[WHAT THIS TASK INVOLVES]
Whenever a line in the records below contains "massive", pick it out.

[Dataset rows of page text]
————
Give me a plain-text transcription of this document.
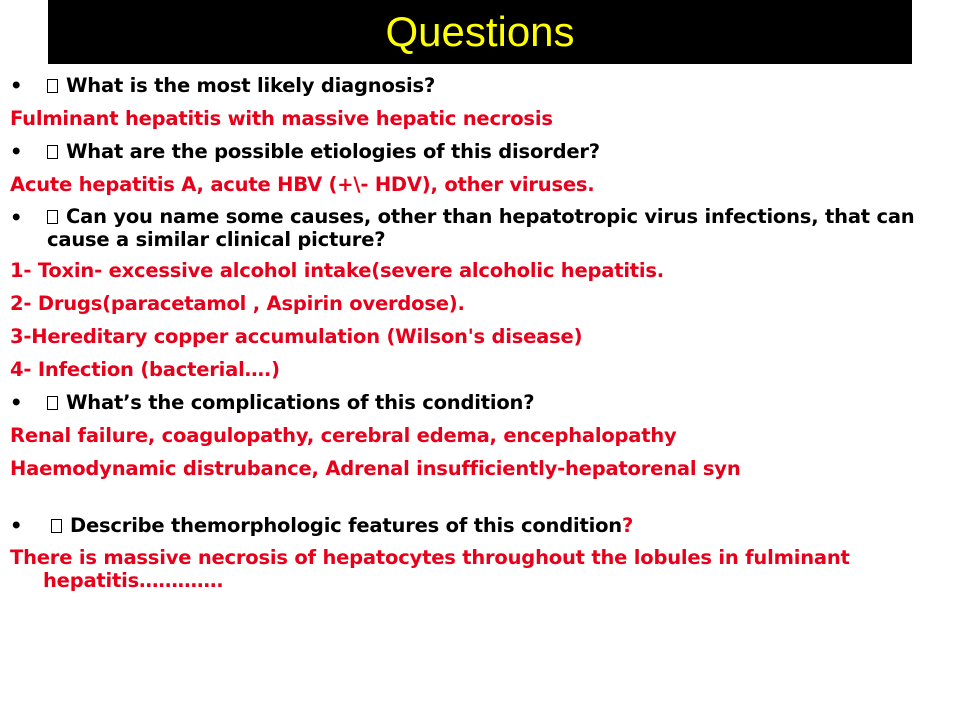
Questions
•	What is the most likely diagnosis?
Fulminant hepatitis with massive hepatic necrosis
•	What are the possible etiologies of this disorder?
Acute hepatitis A, acute HBV (+\- HDV), other viruses.
•	Can you name some causes, other than hepatotropic virus infections, that can cause a similar clinical picture?
1- Toxin- excessive alcohol intake(severe alcoholic hepatitis.
2- Drugs(paracetamol , Aspirin overdose).
3-Hereditary copper accumulation (Wilson's disease)
4- Infection (bacterial….)
•	What’s the complications of this condition?
Renal failure, coagulopathy, cerebral edema, encephalopathy
Haemodynamic distrubance, Adrenal insufficiently-hepatorenal syn
•	Describe themorphologic features of this condition?
There is massive necrosis of hepatocytes throughout the lobules in fulminant hepatitis………….
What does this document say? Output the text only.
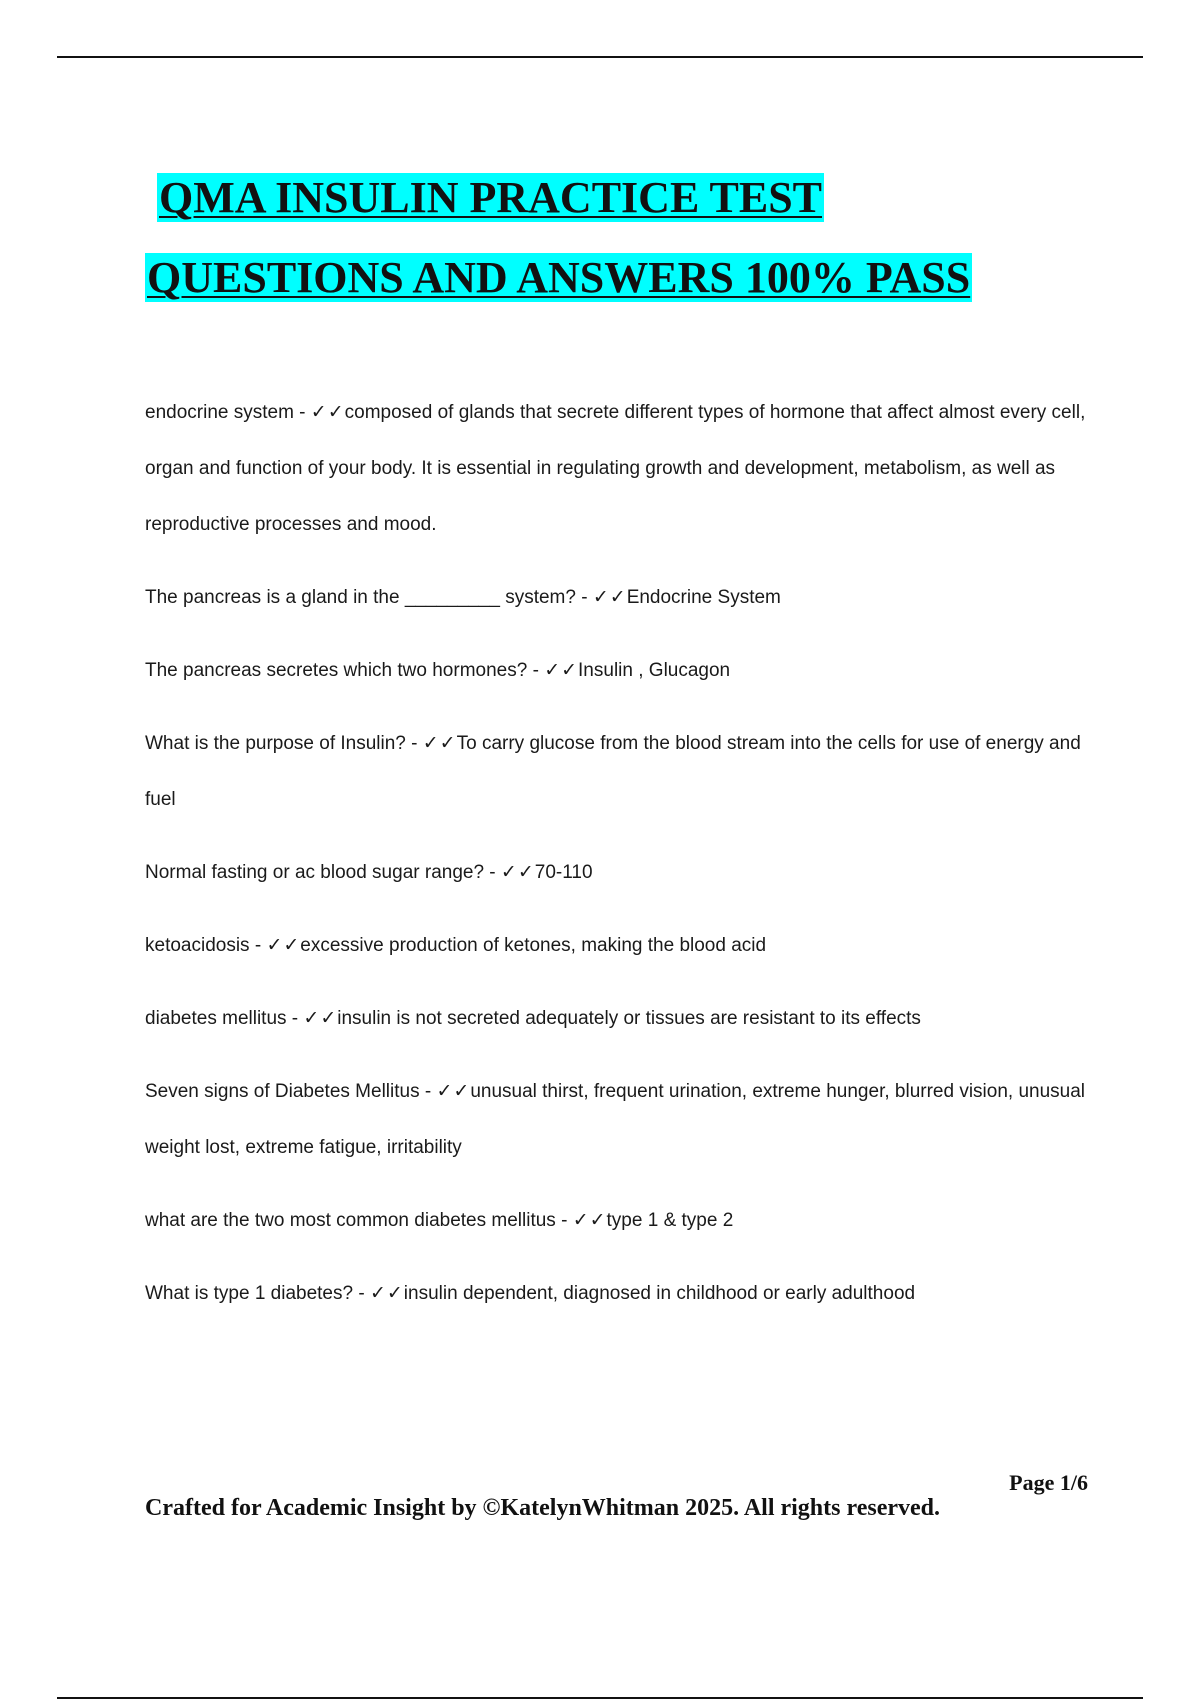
QMA INSULIN PRACTICE TEST
QUESTIONS AND ANSWERS 100% PASS
endocrine system - ✓✓composed of glands that secrete different types of hormone that affect almost every cell, organ and function of your body. It is essential in regulating growth and development, metabolism, as well as reproductive processes and mood.
The pancreas is a gland in the _________ system? - ✓✓Endocrine System
The pancreas secretes which two hormones? - ✓✓Insulin , Glucagon
What is the purpose of Insulin? - ✓✓To carry glucose from the blood stream into the cells for use of energy and fuel
Normal fasting or ac blood sugar range? - ✓✓70-110
ketoacidosis - ✓✓excessive production of ketones, making the blood acid
diabetes mellitus - ✓✓insulin is not secreted adequately or tissues are resistant to its effects
Seven signs of Diabetes Mellitus - ✓✓unusual thirst, frequent urination, extreme hunger, blurred vision, unusual weight lost, extreme fatigue, irritability
what are the two most common diabetes mellitus - ✓✓type 1 & type 2
What is type 1 diabetes? - ✓✓insulin dependent, diagnosed in childhood or early adulthood
Page 1/6
Crafted for Academic Insight by ©KatelynWhitman 2025. All rights reserved.
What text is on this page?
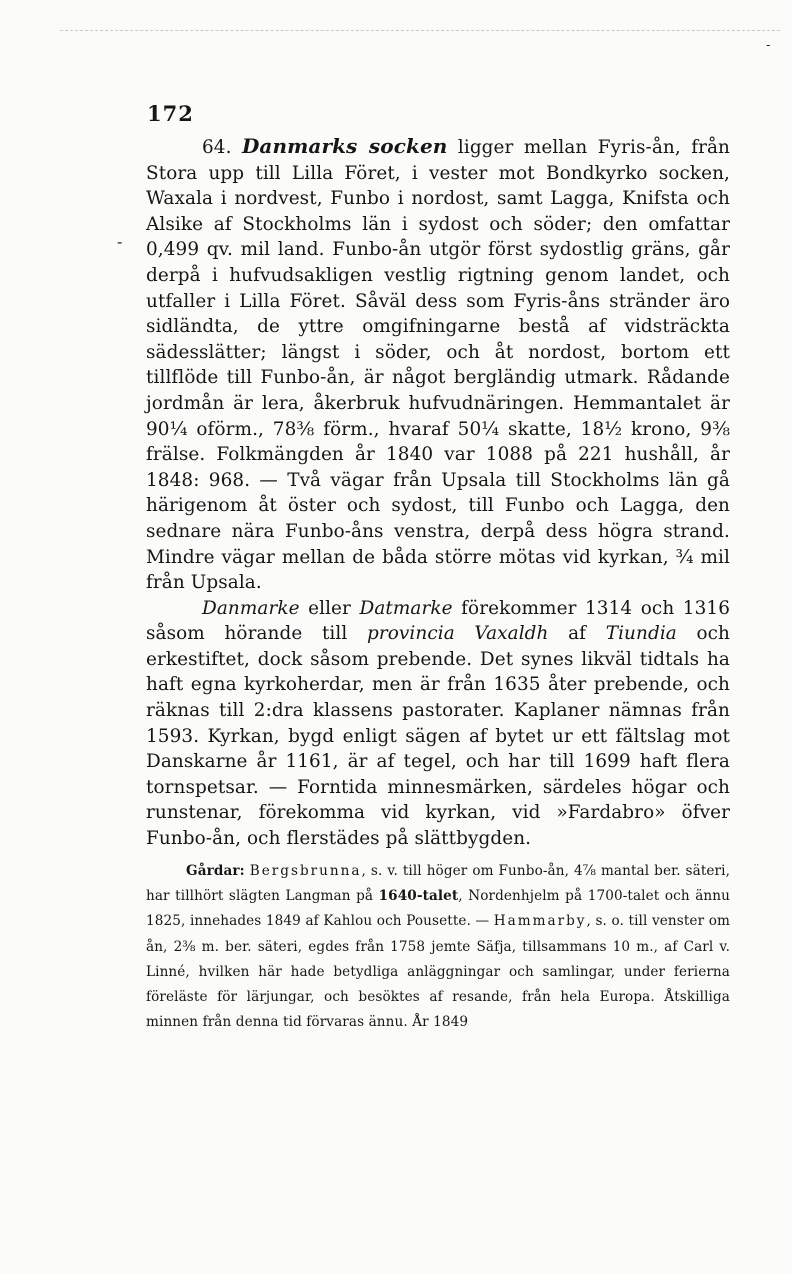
-
-
172

64. Danmarks socken ligger mellan Fyris-ån, från Stora upp till Lilla Föret, i vester mot Bondkyrko socken, Waxala i nordvest, Funbo i nordost, samt Lagga, Knifsta och Alsike af Stockholms län i sydost och söder; den omfattar 0,499 qv. mil land. Funbo-ån utgör först sydostlig gräns, går derpå i hufvudsakligen vestlig rigtning genom landet, och utfaller i Lilla Föret. Såväl dess som Fyris-åns stränder äro sidländta, de yttre omgifningarne bestå af vidsträckta sädesslätter; längst i söder, och åt nordost, bortom ett tillflöde till Funbo-ån, är något bergländig utmark. Rådande jordmån är lera, åkerbruk hufvudnäringen. Hemmantalet är 90¼ oförm., 78⅜ förm., hvaraf 50¼ skatte, 18½ krono, 9⅜ frälse. Folkmängden år 1840 var 1088 på 221 hushåll, år 1848: 968. — Två vägar från Upsala till Stockholms län gå härigenom åt öster och sydost, till Funbo och Lagga, den sednare nära Funbo-åns venstra, derpå dess högra strand. Mindre vägar mellan de båda större mötas vid kyrkan, ¾ mil från Upsala.

Danmarke eller Datmarke förekommer 1314 och 1316 såsom hörande till provincia Vaxaldh af Tiundia och erkestiftet, dock såsom prebende. Det synes likväl tidtals ha haft egna kyrkoherdar, men är från 1635 åter prebende, och räknas till 2:dra klassens pastorater. Kaplaner nämnas från 1593. Kyrkan, bygd enligt sägen af bytet ur ett fältslag mot Danskarne år 1161, är af tegel, och har till 1699 haft flera tornspetsar. — Forntida minnesmärken, särdeles högar och runstenar, förekomma vid kyrkan, vid »Fardabro» öfver Funbo-ån, och flerstädes på slättbygden.

Gårdar: Bergsbrunna, s. v. till höger om Funbo-ån, 4⅞ mantal ber. säteri, har tillhört slägten Langman på 1640-talet, Nordenhjelm på 1700-talet och ännu 1825, innehades 1849 af Kahlou och Pousette. — Hammarby, s. o. till venster om ån, 2⅜ m. ber. säteri, egdes från 1758 jemte Säfja, tillsammans 10 m., af Carl v. Linné, hvilken här hade betydliga anläggningar och samlingar, under ferierna föreläste för lärjungar, och besöktes af resande, från hela Europa. Åtskilliga minnen från denna tid förvaras ännu. År 1849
————
[ANSWER FOR THE TASK]
Fulminant hepatitis with massive hepatic necrosis
There is massive necrosis of hepatocytes throughout the lobules in fulminant hepatitis………….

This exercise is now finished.